[Figure collection entries]
********

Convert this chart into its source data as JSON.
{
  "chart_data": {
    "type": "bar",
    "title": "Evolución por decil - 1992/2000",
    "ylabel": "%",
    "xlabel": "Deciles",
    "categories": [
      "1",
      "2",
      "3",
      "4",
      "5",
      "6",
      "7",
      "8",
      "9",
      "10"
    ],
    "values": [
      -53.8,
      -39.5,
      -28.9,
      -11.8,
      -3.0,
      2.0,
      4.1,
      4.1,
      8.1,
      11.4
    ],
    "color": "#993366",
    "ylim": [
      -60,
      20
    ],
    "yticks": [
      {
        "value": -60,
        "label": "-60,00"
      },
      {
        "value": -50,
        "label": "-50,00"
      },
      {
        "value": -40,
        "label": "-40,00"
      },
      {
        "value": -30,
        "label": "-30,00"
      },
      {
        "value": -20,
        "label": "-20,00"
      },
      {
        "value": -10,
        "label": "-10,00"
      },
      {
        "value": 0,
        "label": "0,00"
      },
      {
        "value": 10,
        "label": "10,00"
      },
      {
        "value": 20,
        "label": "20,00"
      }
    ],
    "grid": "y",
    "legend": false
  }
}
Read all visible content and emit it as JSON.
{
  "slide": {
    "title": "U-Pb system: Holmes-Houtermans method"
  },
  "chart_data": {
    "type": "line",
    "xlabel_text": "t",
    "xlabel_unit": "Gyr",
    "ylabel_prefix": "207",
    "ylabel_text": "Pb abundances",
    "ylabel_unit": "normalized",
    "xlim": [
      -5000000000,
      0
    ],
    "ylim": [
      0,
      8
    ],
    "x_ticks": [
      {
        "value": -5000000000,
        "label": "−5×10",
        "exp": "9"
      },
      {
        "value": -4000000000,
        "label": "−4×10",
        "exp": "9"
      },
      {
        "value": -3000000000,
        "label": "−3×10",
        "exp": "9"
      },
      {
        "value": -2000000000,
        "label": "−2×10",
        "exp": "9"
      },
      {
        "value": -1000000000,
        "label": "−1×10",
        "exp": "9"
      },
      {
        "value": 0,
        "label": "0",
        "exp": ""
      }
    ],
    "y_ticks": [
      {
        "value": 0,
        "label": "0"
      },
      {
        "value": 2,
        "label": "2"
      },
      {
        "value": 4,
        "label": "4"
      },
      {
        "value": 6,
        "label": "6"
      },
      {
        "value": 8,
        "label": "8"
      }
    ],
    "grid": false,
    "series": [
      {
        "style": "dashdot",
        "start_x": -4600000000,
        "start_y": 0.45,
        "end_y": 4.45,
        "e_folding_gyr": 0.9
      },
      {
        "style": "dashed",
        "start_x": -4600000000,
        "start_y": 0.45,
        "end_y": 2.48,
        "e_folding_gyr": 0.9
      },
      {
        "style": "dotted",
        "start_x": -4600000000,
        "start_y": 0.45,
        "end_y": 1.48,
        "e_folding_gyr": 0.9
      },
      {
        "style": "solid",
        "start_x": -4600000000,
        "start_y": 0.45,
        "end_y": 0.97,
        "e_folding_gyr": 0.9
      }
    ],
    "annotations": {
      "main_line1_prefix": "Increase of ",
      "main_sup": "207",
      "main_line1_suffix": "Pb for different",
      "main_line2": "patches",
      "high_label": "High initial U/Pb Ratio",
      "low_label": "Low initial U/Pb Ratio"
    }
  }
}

********

• [Required work]:
All lines holding the word "style" should be picked out and copied.

• [Worked solution]:
        "style": "dashdot",
        "style": "dashed",
        "style": "dotted",
        "style": "solid",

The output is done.